SELECTION:
━━━━━━━━━━

# 240 Aero kit.



## Mugend (Jun 13, 2005)

Hey guys im new to the forums. I currenty own a 240z and looking for a aero kit. SOmething like this. I would appreciate it if u guys can provide me with the proper links to get me started . thanx.
















Front bumper.
Rear bumper.
Fenders
Spoiler. 

Thanx in advanced guys.


----------



## Zen31ZR (Mar 24, 2004)

Looks pretty JDM, I'd start searching Japanese websites if I were you.


----------



## Mugend (Jun 13, 2005)

I dont know where to look. Thats why i made a post.


----------



## Zen31ZR (Mar 24, 2004)

Motorsport Auto (zcarparts.com) is a good place to start. You'll have to order a catalog from them.


----------



## Zen31ZR (Mar 24, 2004)

━━━━━━━━━━

GIVEN ENTRIES:
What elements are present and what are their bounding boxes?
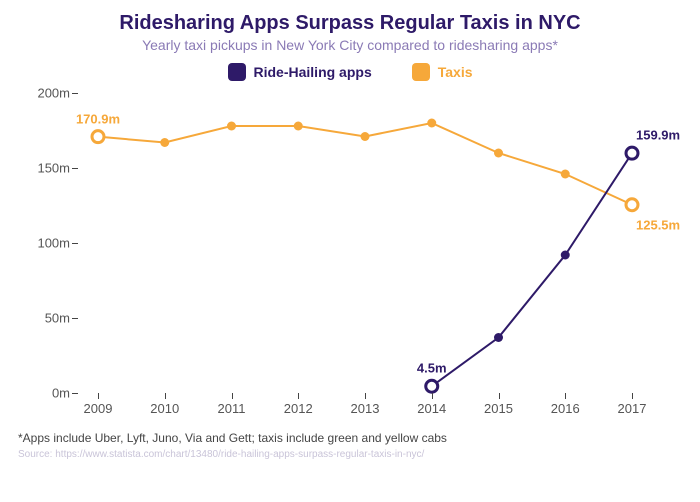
x-axis-label: 2017 (618, 393, 647, 416)
data-label-ridehailing: 4.5m (417, 361, 447, 376)
legend-label-taxis: Taxis (438, 64, 473, 80)
marker-ridehailing (426, 380, 438, 392)
marker-taxis (561, 170, 570, 179)
marker-ridehailing (626, 147, 638, 159)
line-ridehailing (432, 153, 632, 386)
x-axis-label: 2016 (551, 393, 580, 416)
data-label-ridehailing: 159.9m (636, 128, 680, 143)
marker-taxis (92, 131, 104, 143)
marker-taxis (494, 149, 503, 158)
plot-area: 0m50m100m150m200m20092010201120122013201… (78, 93, 672, 393)
y-axis-label: 200m (37, 86, 78, 101)
y-axis-label: 50m (45, 311, 78, 326)
marker-taxis (626, 199, 638, 211)
footnote: *Apps include Uber, Lyft, Juno, Via and … (18, 431, 682, 445)
marker-taxis (427, 119, 436, 128)
data-label-taxis: 170.9m (76, 111, 120, 126)
chart-area: 0m50m100m150m200m20092010201120122013201… (58, 93, 672, 423)
legend-swatch-taxis (412, 63, 430, 81)
marker-ridehailing (561, 251, 570, 260)
data-label-taxis: 125.5m (636, 217, 680, 232)
x-axis-label: 2015 (484, 393, 513, 416)
x-axis-label: 2014 (417, 393, 446, 416)
y-axis-label: 100m (37, 236, 78, 251)
x-axis-label: 2011 (218, 393, 246, 416)
legend-item-ridehailing: Ride-Hailing apps (228, 63, 372, 81)
legend: Ride-Hailing apps Taxis (18, 63, 682, 81)
chart-subtitle: Yearly taxi pickups in New York City com… (18, 37, 682, 53)
y-axis-label: 0m (52, 386, 78, 401)
source-text: Source: https://www.statista.com/chart/1… (18, 449, 682, 460)
marker-taxis (361, 132, 370, 141)
x-axis-label: 2013 (351, 393, 380, 416)
x-axis-label: 2010 (150, 393, 179, 416)
marker-taxis (160, 138, 169, 147)
marker-ridehailing (494, 333, 503, 342)
marker-taxis (294, 122, 303, 131)
marker-taxis (227, 122, 236, 131)
legend-label-ridehailing: Ride-Hailing apps (254, 64, 372, 80)
chart-title: Ridesharing Apps Surpass Regular Taxis i… (18, 12, 682, 35)
chart-svg (78, 93, 672, 393)
legend-item-taxis: Taxis (412, 63, 473, 81)
y-axis-label: 150m (37, 161, 78, 176)
x-axis-label: 2009 (84, 393, 113, 416)
x-axis-label: 2012 (284, 393, 313, 416)
legend-swatch-ridehailing (228, 63, 246, 81)
chart-container: Ridesharing Apps Surpass Regular Taxis i… (0, 0, 700, 502)
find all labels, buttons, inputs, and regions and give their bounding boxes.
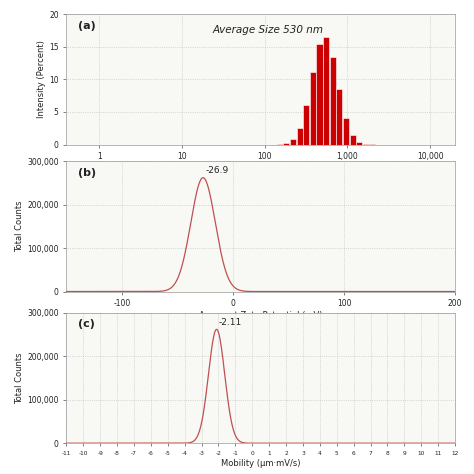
Bar [283,143,290,145]
Text: -2.11: -2.11 [219,318,242,327]
Y-axis label: Total Counts: Total Counts [15,201,24,252]
Bar [343,118,349,145]
Text: (a): (a) [78,21,96,31]
Bar [349,135,356,145]
Bar [330,56,336,145]
Bar [356,142,362,145]
X-axis label: Apparent Zeta Potential (mV): Apparent Zeta Potential (mV) [199,311,322,320]
Bar [297,128,303,145]
Text: (b): (b) [78,168,96,178]
Bar [290,139,296,145]
Y-axis label: Intensity (Percent): Intensity (Percent) [37,40,46,118]
Bar [317,44,323,145]
Y-axis label: Total Counts: Total Counts [15,352,24,404]
X-axis label: Size (d.nm): Size (d.nm) [237,164,285,173]
Bar [336,89,342,145]
Text: (c): (c) [78,319,95,329]
Bar [303,105,310,145]
Text: -26.9: -26.9 [205,166,228,175]
Text: Average Size 530 nm: Average Size 530 nm [213,25,324,35]
Bar [310,73,316,145]
Bar [323,37,329,145]
X-axis label: Mobility (μm·mV/s): Mobility (μm·mV/s) [221,459,301,468]
Bar [363,144,369,145]
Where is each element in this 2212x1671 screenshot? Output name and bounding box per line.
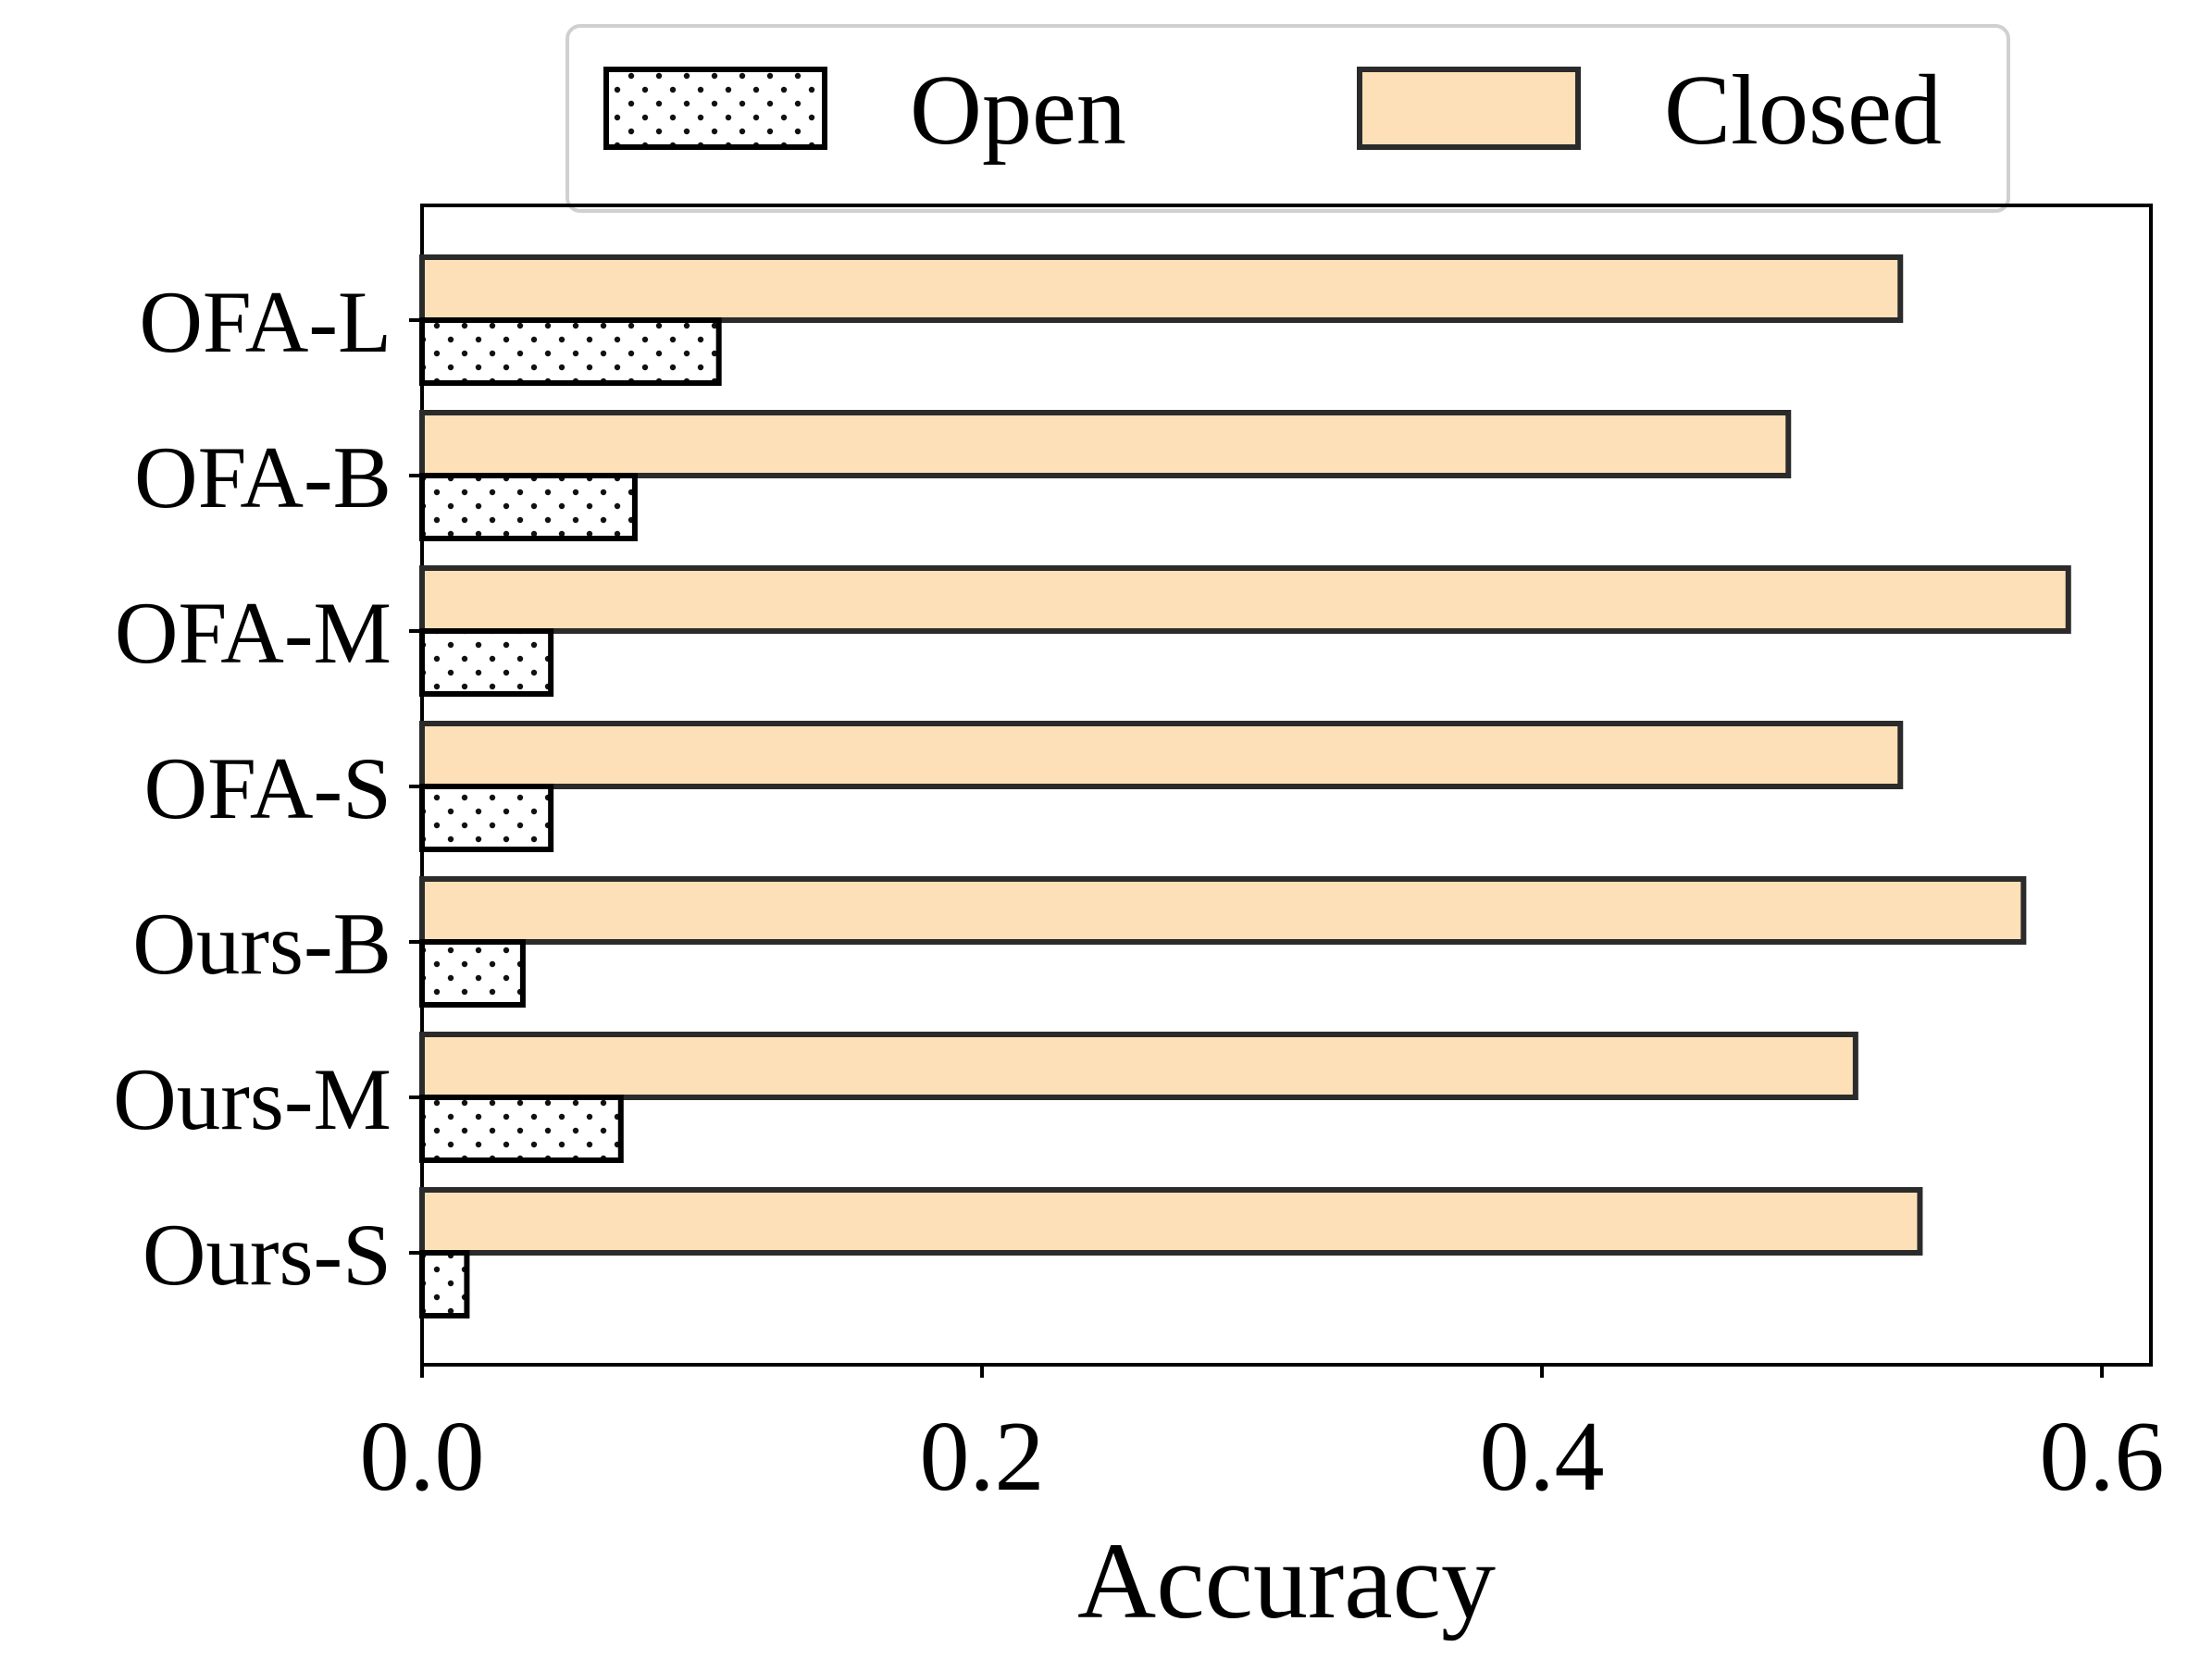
bar-closed-ofa-b [419,410,1792,478]
legend-label-open: Open [910,56,1126,166]
bar-closed-ofa-m [419,565,2071,634]
x-tick-label: 0.6 [2040,1402,2165,1512]
x-tick-label: 0.0 [360,1402,485,1512]
legend-swatch-closed [1357,67,1581,150]
y-tick-label: Ours-M [113,1050,391,1148]
bars [419,254,2071,1318]
bar-closed-ofa-s [419,721,1904,789]
bar-open-ofa-l [419,317,722,386]
bar-open-ours-m [419,1095,624,1163]
y-tick-label: OFA-M [115,584,391,682]
legend: Open Closed [565,24,2010,213]
bar-open-ofa-b [419,473,638,541]
bar-closed-ours-b [419,876,2027,945]
legend-label-closed: Closed [1664,56,1942,166]
bar-open-ofa-m [419,628,554,697]
y-axis: OFA-L OFA-B OFA-M OFA-S Ours-B Ours-M Ours-S [113,273,422,1304]
bar-closed-ours-s [419,1187,1923,1256]
y-tick-label: Ours-S [143,1206,391,1304]
bar-open-ours-s [419,1250,470,1318]
x-tick-label: 0.4 [1480,1402,1605,1512]
bar-open-ours-b [419,939,526,1008]
y-tick-label: OFA-L [139,273,391,371]
bar-closed-ours-m [419,1032,1858,1100]
legend-frame [565,24,2010,213]
y-tick-label: OFA-B [134,428,391,526]
bar-closed-ofa-l [419,254,1904,323]
x-tick-label: 0.2 [920,1402,1045,1512]
x-axis-label: Accuracy [1077,1520,1496,1641]
x-axis: 0.0 0.2 0.4 0.6 [360,1365,2165,1512]
y-tick-label: Ours-B [132,895,391,993]
y-tick-label: OFA-S [144,739,391,837]
legend-swatch-open [603,67,827,150]
bar-open-ofa-s [419,784,554,852]
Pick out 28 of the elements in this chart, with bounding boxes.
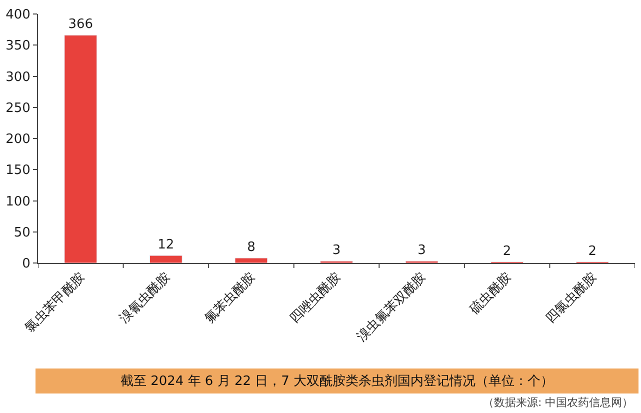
x-tick-label: 四氯虫酰胺 (543, 270, 600, 326)
data-label: 2 (588, 244, 596, 259)
y-tick-label: 400 (6, 8, 30, 23)
x-tick-label: 四唑虫酰胺 (287, 270, 344, 326)
y-tick-label: 0 (22, 256, 30, 272)
bar (234, 258, 268, 263)
data-label: 8 (247, 240, 256, 256)
y-tick-label: 250 (6, 100, 30, 116)
data-label: 3 (332, 243, 341, 258)
data-label: 12 (158, 238, 174, 253)
data-label: 366 (68, 17, 94, 32)
bar (64, 34, 98, 263)
data-label: 3 (418, 243, 426, 258)
bar (149, 255, 182, 263)
x-tick-label: 溴虫氟苯双酰胺 (354, 270, 430, 345)
text: 截至 2024 年 6 月 22 日，7 大双酰胺类杀虫剂国内登记情况（单位：个） (120, 373, 554, 389)
y-tick-label: 150 (6, 163, 30, 178)
x-tick-label: 氯虫苯甲酰胺 (22, 270, 88, 336)
x-tick-label: 氟苯虫酰胺 (202, 270, 259, 326)
data-label: 2 (502, 244, 512, 259)
y-tick-label: 50 (14, 225, 30, 240)
y-tick-label: 100 (6, 194, 30, 210)
x-tick-label: 溴氰虫酰胺 (116, 270, 174, 326)
y-tick-label: 300 (6, 70, 30, 85)
text: （数据来源: 中国农药信息网） (483, 396, 634, 409)
y-tick-label: 350 (6, 38, 30, 54)
y-tick-label: 200 (6, 132, 30, 148)
x-tick-label: 硫虫酰胺 (467, 270, 514, 318)
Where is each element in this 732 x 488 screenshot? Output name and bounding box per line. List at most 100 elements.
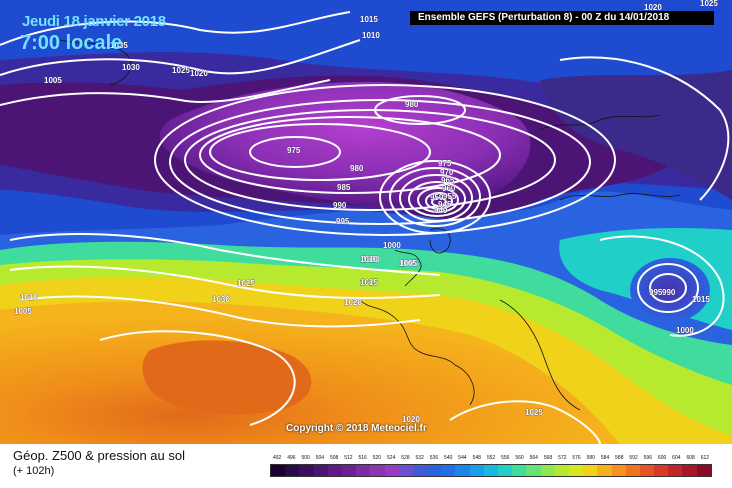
legend-swatch: [412, 465, 428, 476]
legend-swatch: [611, 465, 626, 476]
color-legend: 492 496 500 504 508 512 516 520 524 528 532 536 540 5…: [270, 455, 712, 483]
isobar-label: 1020: [344, 298, 362, 307]
legend-swatch: [299, 465, 314, 476]
model-run-info: Ensemble GEFS (Perturbation 8) - 00 Z du…: [410, 11, 714, 25]
isobar-label: 990: [333, 201, 347, 210]
legend-swatch: [327, 465, 342, 476]
isobar-label: 955: [443, 192, 457, 201]
isobar-label: 1020: [402, 415, 420, 424]
isobar-label: 945: [438, 200, 452, 209]
legend-tick-label: 524: [387, 455, 396, 461]
isobar-label: 1010: [360, 255, 378, 264]
legend-swatch: [554, 465, 569, 476]
legend-tick-label: 588: [615, 455, 624, 461]
legend-bar: [270, 464, 712, 477]
legend-tick-label: 496: [287, 455, 296, 461]
copyright: Copyright © 2018 Meteociel.fr: [286, 423, 427, 434]
isobar-label: 1025: [237, 279, 255, 288]
legend-tick-label: 548: [472, 455, 481, 461]
legend-tick-label: 572: [558, 455, 567, 461]
legend-swatch: [639, 465, 655, 476]
legend-swatch: [668, 465, 683, 476]
forecast-date: Jeudi 18 janvier 2018: [22, 13, 166, 30]
footer: Géop. Z500 & pression au sol (+ 102h) 49…: [0, 444, 732, 488]
isobar-label: 1010: [362, 31, 380, 40]
isobar-label: 975: [287, 146, 301, 155]
legend-tick-label: 576: [572, 455, 581, 461]
isobar-label: 960: [442, 184, 456, 193]
isobar-label: 970: [440, 168, 454, 177]
isobar-label: 1020: [644, 3, 662, 12]
legend-swatch: [341, 465, 357, 476]
footer-subtitle: (+ 102h): [13, 465, 55, 477]
isobar-labels: 1035 1030 1025 1020 1015 1010 1005 1015 …: [14, 0, 719, 424]
legend-tick-label: 512: [344, 455, 353, 461]
legend-tick-label: 592: [629, 455, 638, 461]
legend-swatch: [696, 465, 711, 476]
legend-swatch: [583, 465, 598, 476]
forecast-time: 7:00 locale: [20, 32, 123, 54]
geopotential-map: 1035 1030 1025 1020 1015 1010 1005 1015 …: [0, 0, 732, 444]
isobar-label: 1015: [360, 278, 378, 287]
footer-title: Géop. Z500 & pression au sol: [13, 448, 185, 463]
isobar-label: 1025: [525, 408, 543, 417]
isobar-label: 950: [430, 193, 444, 202]
isobar-label: 1020: [190, 69, 208, 78]
coastlines: [59, 39, 681, 411]
isobar-label: 1015: [692, 295, 710, 304]
legend-tick-label: 528: [401, 455, 410, 461]
legend-tick-label: 596: [643, 455, 652, 461]
isobar-label: 1010: [362, 255, 380, 264]
isobar-label: 1005: [14, 307, 32, 316]
legend-swatch: [455, 465, 470, 476]
legend-tick-label: 612: [700, 455, 710, 461]
high-center-orange: [142, 340, 312, 415]
isobar-label: 975: [438, 159, 452, 168]
isobar-label: 1030: [122, 63, 140, 72]
high-pressure-core: [0, 301, 620, 444]
legend-swatch: [597, 465, 612, 476]
band-ne: [540, 70, 732, 200]
legend-swatch: [625, 465, 640, 476]
isobar-label: 1010: [20, 293, 38, 302]
legend-tick-label: 508: [329, 455, 339, 461]
isobar-label: 985: [337, 183, 351, 192]
isobar-label: 940: [434, 206, 448, 215]
legend-tick-label: 608: [686, 455, 695, 461]
legend-tick-label: 544: [458, 455, 467, 461]
legend-tick-label: 604: [672, 455, 681, 461]
legend-swatch: [398, 465, 413, 476]
legend-tick-label: 516: [358, 455, 367, 461]
legend-swatch: [568, 465, 584, 476]
legend-tick-label: 552: [486, 455, 496, 461]
isobar-label: 990: [662, 288, 676, 297]
isobar-label: 995: [336, 217, 350, 226]
isobar-label: 1005: [44, 76, 62, 85]
isobar-label: 995: [649, 288, 663, 297]
legend-swatch: [313, 465, 328, 476]
isobar-label: 1015: [360, 278, 378, 287]
isobar-label: 1000: [676, 326, 694, 335]
isobar-label: 980: [350, 164, 364, 173]
isobar-label: 1000: [383, 241, 401, 250]
isobar-label: 1025: [172, 66, 190, 75]
isobar-label: 980: [405, 100, 419, 109]
legend-swatch: [370, 465, 385, 476]
legend-tick-label: 532: [415, 455, 424, 461]
legend-swatch: [271, 465, 286, 476]
legend-swatch: [526, 465, 541, 476]
east-low-core: [630, 258, 710, 322]
isobar-label: 1025: [700, 0, 718, 8]
legend-swatch: [356, 465, 371, 476]
legend-tick-label: 540: [444, 455, 453, 461]
isobar-lines: [0, 11, 730, 444]
legend-swatch: [483, 465, 498, 476]
legend-swatch: [427, 465, 442, 476]
legend-swatch: [469, 465, 484, 476]
legend-tick-label: 568: [543, 455, 553, 461]
legend-tick-label: 520: [372, 455, 382, 461]
legend-swatch: [512, 465, 527, 476]
legend-swatch: [384, 465, 399, 476]
legend-tick-label: 564: [529, 455, 538, 461]
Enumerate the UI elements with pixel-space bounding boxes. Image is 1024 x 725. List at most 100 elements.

━━━━━━━━━━

JOBS:
(a) Answer these questions about the 240 aero kit thread, one answer per line and marked the same way:
(i) What car does Mugend currently own?
(ii) Which business does Zen31ZR name as a good place to start?
(iii) What does Zen31ZR say will have to be ordered from that business?
(b) Write the next part of the 240 aero kit thread, picking up after its last line.

OUTPUTS IN ORDER:
(a)
(i) A 240z.
(ii) Motorsport Auto (zcarparts.com).
(iii) A catalog.

(b)
BTW, that's a picture of an Xmod, isn't it.


----------



## Mugend (Jun 13, 2005)

I dont know i just found it off the net. BTW is there a Diff between the 240z and 280z. As in body wise. Oh and if there is a diff in body style. What is the year of the change PLEAST. PAINT CODES ANYONE? what is the paint code for the blue Z. I love this forum.


----------



## 240ZT (May 9, 2003)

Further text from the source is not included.